Goal >> Drop the pictures and extract exactly the lines from the one that contains "Give me the" through the end of the material.

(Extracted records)
>>>>>
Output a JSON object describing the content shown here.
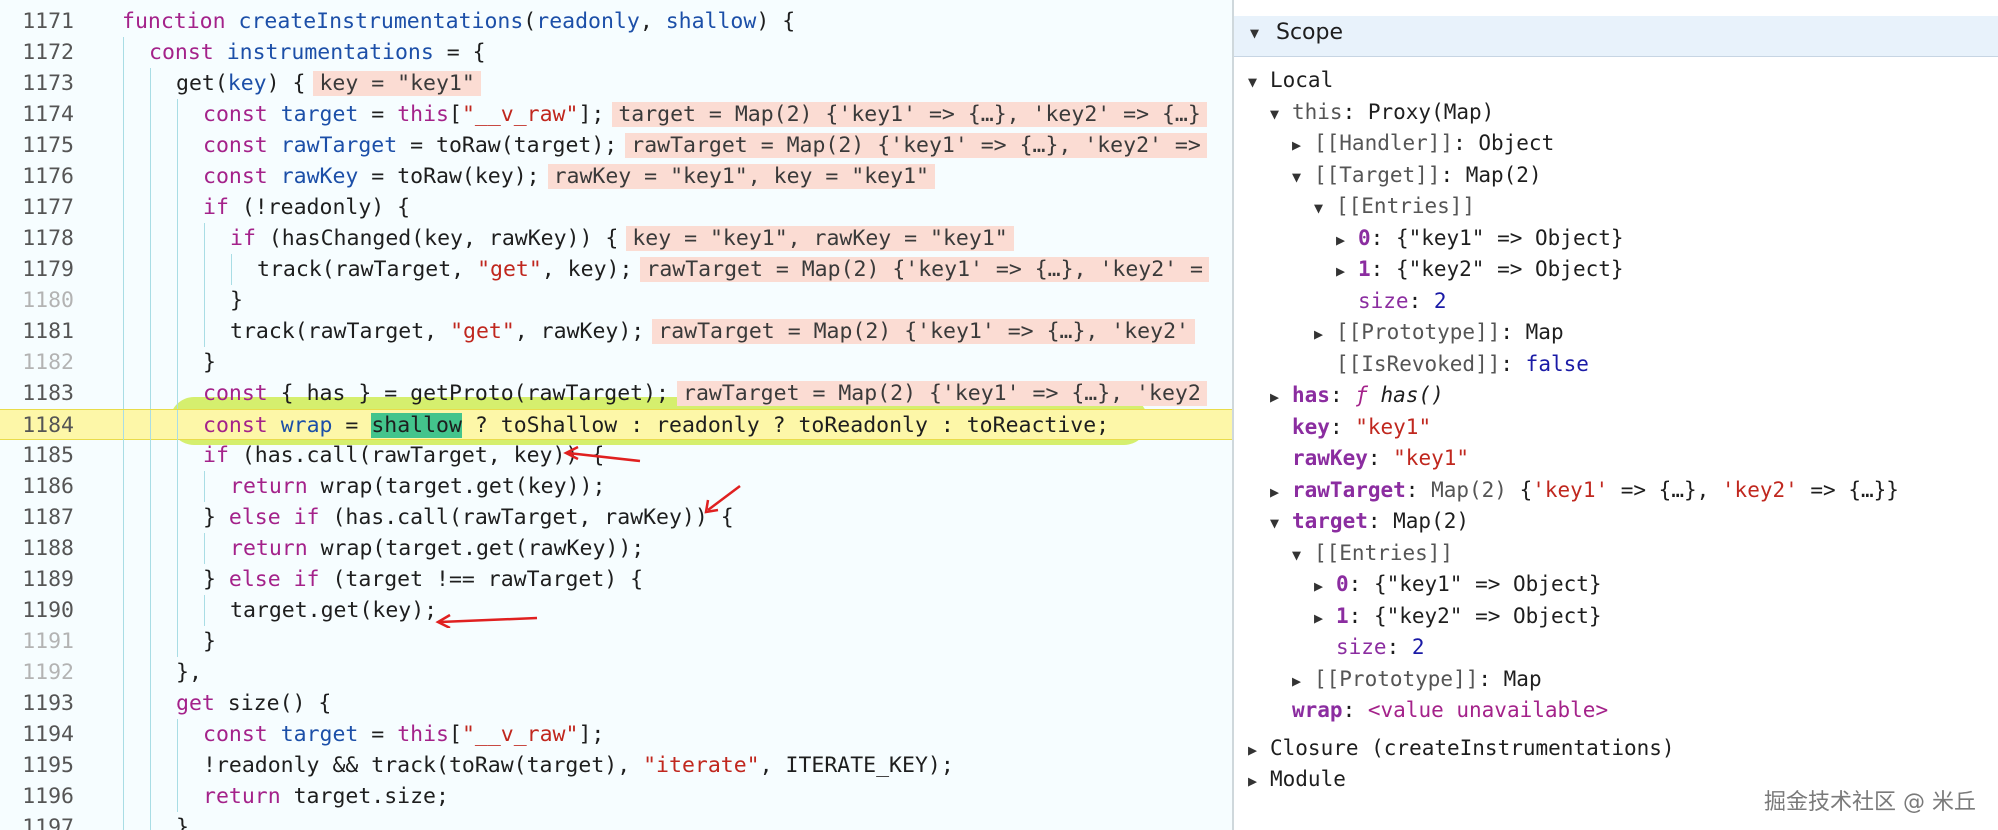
{
  "editor": {
    "lines": [
      {
        "n": "1171",
        "dim": false,
        "indent": 0,
        "html": "<span class='kw'>function</span> <span class='fn'>createInstrumentations</span>(<span class='fn'>readonly</span>, <span class='fn'>shallow</span>) {"
      },
      {
        "n": "1172",
        "dim": false,
        "indent": 1,
        "html": "<span class='kw'>const</span> <span class='fn'>instrumentations</span> = {"
      },
      {
        "n": "1173",
        "dim": false,
        "indent": 2,
        "html": "get(<span class='fn'>key</span>) {<span class='inl'>key = \"key1\"</span>"
      },
      {
        "n": "1174",
        "dim": false,
        "indent": 3,
        "html": "<span class='kw'>const</span> <span class='fn'>target</span> = <span class='kw'>this</span>[<span class='str'>\"__v_raw\"</span>];<span class='inl'>target = Map(2) {'key1' =&gt; {…}, 'key2' =&gt; {…}</span>"
      },
      {
        "n": "1175",
        "dim": false,
        "indent": 3,
        "html": "<span class='kw'>const</span> <span class='fn'>rawTarget</span> = toRaw(target);<span class='inl'>rawTarget = Map(2) {'key1' =&gt; {…}, 'key2' =&gt;</span>"
      },
      {
        "n": "1176",
        "dim": false,
        "indent": 3,
        "html": "<span class='kw'>const</span> <span class='fn'>rawKey</span> = toRaw(key);<span class='inl'>rawKey = \"key1\", key = \"key1\"</span>"
      },
      {
        "n": "1177",
        "dim": false,
        "indent": 3,
        "html": "<span class='kw'>if</span> (!readonly) {"
      },
      {
        "n": "1178",
        "dim": false,
        "indent": 4,
        "html": "<span class='kw'>if</span> (hasChanged(key, rawKey)) {<span class='inl'>key = \"key1\", rawKey = \"key1\"</span>"
      },
      {
        "n": "1179",
        "dim": false,
        "indent": 5,
        "html": "track(rawTarget, <span class='str'>\"get\"</span>, key);<span class='inl'>rawTarget = Map(2) {'key1' =&gt; {…}, 'key2' =</span>"
      },
      {
        "n": "1180",
        "dim": true,
        "indent": 4,
        "html": "}"
      },
      {
        "n": "1181",
        "dim": false,
        "indent": 4,
        "html": "track(rawTarget, <span class='str'>\"get\"</span>, rawKey);<span class='inl'>rawTarget = Map(2) {'key1' =&gt; {…}, 'key2'</span>"
      },
      {
        "n": "1182",
        "dim": true,
        "indent": 3,
        "html": "}"
      },
      {
        "n": "1183",
        "dim": false,
        "indent": 3,
        "html": "<span class='kw'>const</span> { has } = getProto(rawTarget);<span class='inl'>rawTarget = Map(2) {'key1' =&gt; {…}, 'key2</span>"
      },
      {
        "n": "1184",
        "dim": false,
        "indent": 3,
        "hl": true,
        "html": "<span class='kw'>const</span> <span class='fn'>wrap</span> = <span class='shallow-sel'>shallow</span> ? toShallow : readonly ? toReadonly : toReactive;"
      },
      {
        "n": "1185",
        "dim": false,
        "indent": 3,
        "html": "<span class='kw'>if</span> (has.call(rawTarget, key)) {"
      },
      {
        "n": "1186",
        "dim": false,
        "indent": 4,
        "html": "<span class='kw'>return</span> wrap(target.get(key));"
      },
      {
        "n": "1187",
        "dim": false,
        "indent": 3,
        "html": "} <span class='kw'>else if</span> (has.call(rawTarget, rawKey)) {"
      },
      {
        "n": "1188",
        "dim": false,
        "indent": 4,
        "html": "<span class='kw'>return</span> wrap(target.get(rawKey));"
      },
      {
        "n": "1189",
        "dim": false,
        "indent": 3,
        "html": "} <span class='kw'>else if</span> (target !== rawTarget) {"
      },
      {
        "n": "1190",
        "dim": false,
        "indent": 4,
        "html": "target.get(key);"
      },
      {
        "n": "1191",
        "dim": true,
        "indent": 3,
        "html": "}"
      },
      {
        "n": "1192",
        "dim": true,
        "indent": 2,
        "html": "},"
      },
      {
        "n": "1193",
        "dim": false,
        "indent": 2,
        "html": "<span class='kw'>get</span> size() {"
      },
      {
        "n": "1194",
        "dim": false,
        "indent": 3,
        "html": "<span class='kw'>const</span> <span class='fn'>target</span> = <span class='kw'>this</span>[<span class='str'>\"__v_raw\"</span>];"
      },
      {
        "n": "1195",
        "dim": false,
        "indent": 3,
        "html": "!readonly &amp;&amp; track(toRaw(target), <span class='str'>\"iterate\"</span>, ITERATE_KEY);"
      },
      {
        "n": "1196",
        "dim": false,
        "indent": 3,
        "html": "<span class='kw'>return</span> target.size;"
      },
      {
        "n": "1197",
        "dim": false,
        "indent": 2,
        "html": "},"
      }
    ]
  },
  "scope": {
    "header": "Scope",
    "rows": [
      {
        "indent": 0,
        "tri": "▼",
        "html": "Local"
      },
      {
        "indent": 1,
        "tri": "▼",
        "html": "<span class='gray'>this</span>: Proxy(Map)"
      },
      {
        "indent": 2,
        "tri": "▶",
        "html": "<span class='gray'>[[Handler]]</span>: Object"
      },
      {
        "indent": 2,
        "tri": "▼",
        "html": "<span class='gray'>[[Target]]</span>: Map(2)"
      },
      {
        "indent": 3,
        "tri": "▼",
        "html": "<span class='gray'>[[Entries]]</span>"
      },
      {
        "indent": 4,
        "tri": "▶",
        "html": "<span class='keyb'>0</span>: {\"key1\" =&gt; Object}"
      },
      {
        "indent": 4,
        "tri": "▶",
        "html": "<span class='keyb'>1</span>: {\"key2\" =&gt; Object}"
      },
      {
        "indent": 4,
        "tri": "",
        "html": "<span class='key'>size</span>: <span class='nval'>2</span>"
      },
      {
        "indent": 3,
        "tri": "▶",
        "html": "<span class='gray'>[[Prototype]]</span>: Map"
      },
      {
        "indent": 3,
        "tri": "",
        "html": "<span class='gray'>[[IsRevoked]]</span>: <span class='bval'>false</span>"
      },
      {
        "indent": 1,
        "tri": "▶",
        "html": "<span class='keyb'>has</span>: <span class='italic'><span class='kw'>ƒ</span> has()</span>"
      },
      {
        "indent": 1,
        "tri": "",
        "html": "<span class='keyb'>key</span>: <span class='sval'>\"key1\"</span>"
      },
      {
        "indent": 1,
        "tri": "",
        "html": "<span class='keyb'>rawKey</span>: <span class='sval'>\"key1\"</span>"
      },
      {
        "indent": 1,
        "tri": "▶",
        "html": "<span class='keyb'>rawTarget</span>: <span class='gray'>Map(2)</span> {<span class='sval'>'key1'</span> =&gt; {…}, <span class='sval'>'key2'</span> =&gt; {…}}"
      },
      {
        "indent": 1,
        "tri": "▼",
        "html": "<span class='keyb'>target</span>: Map(2)"
      },
      {
        "indent": 2,
        "tri": "▼",
        "html": "<span class='gray'>[[Entries]]</span>"
      },
      {
        "indent": 3,
        "tri": "▶",
        "html": "<span class='keyb'>0</span>: {\"key1\" =&gt; Object}"
      },
      {
        "indent": 3,
        "tri": "▶",
        "html": "<span class='keyb'>1</span>: {\"key2\" =&gt; Object}"
      },
      {
        "indent": 3,
        "tri": "",
        "html": "<span class='key'>size</span>: <span class='nval'>2</span>"
      },
      {
        "indent": 2,
        "tri": "▶",
        "html": "<span class='gray'>[[Prototype]]</span>: Map"
      },
      {
        "indent": 1,
        "tri": "",
        "html": "<span class='keyb'>wrap</span>: <span class='kw'>&lt;value unavailable&gt;</span>"
      },
      {
        "indent": 0,
        "tri": "▶",
        "html": "Closure (createInstrumentations)"
      },
      {
        "indent": 0,
        "tri": "▶",
        "html": "Module"
      }
    ]
  },
  "watermark": "掘金技术社区 @ 米丘"
}
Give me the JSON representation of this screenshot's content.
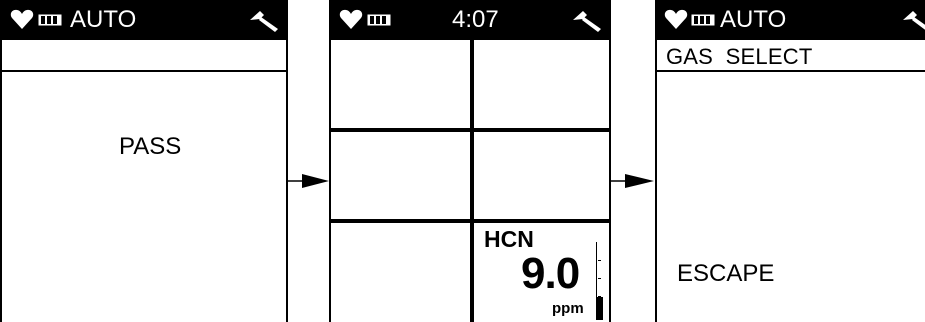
{
  "screen_1": {
    "status": {
      "mode": "AUTO"
    },
    "message": "PASS"
  },
  "screen_2": {
    "status": {
      "time": "4:07"
    },
    "sensor_tile": {
      "gas": "HCN",
      "value": "9.0",
      "unit": "ppm",
      "bar_level_fraction": 0.3
    }
  },
  "screen_3": {
    "status": {
      "mode": "AUTO"
    },
    "header": "GAS  SELECT",
    "option": "ESCAPE"
  },
  "icons": {
    "heart": "heart-icon",
    "battery": "battery-icon",
    "wrench": "wrench-icon",
    "arrow": "right-arrow-icon"
  },
  "colors": {
    "status_bar": "#000000",
    "display": "#ffffff",
    "ink": "#000000"
  }
}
<<<<<
Exercise result >>
Give me the JSON representation of this screenshot's content.
{
  "screen_1": {
    "status": {
      "mode": "AUTO"
    },
    "message": "PASS"
  },
  "screen_2": {
    "status": {
      "time": "4:07"
    },
    "sensor_tile": {
      "gas": "HCN",
      "value": "9.0",
      "unit": "ppm",
      "bar_level_fraction": 0.3
    }
  },
  "screen_3": {
    "status": {
      "mode": "AUTO"
    },
    "header": "GAS  SELECT",
    "option": "ESCAPE"
  },
  "icons": {
    "heart": "heart-icon",
    "battery": "battery-icon",
    "wrench": "wrench-icon",
    "arrow": "right-arrow-icon"
  },
  "colors": {
    "status_bar": "#000000",
    "display": "#ffffff",
    "ink": "#000000"
  }
}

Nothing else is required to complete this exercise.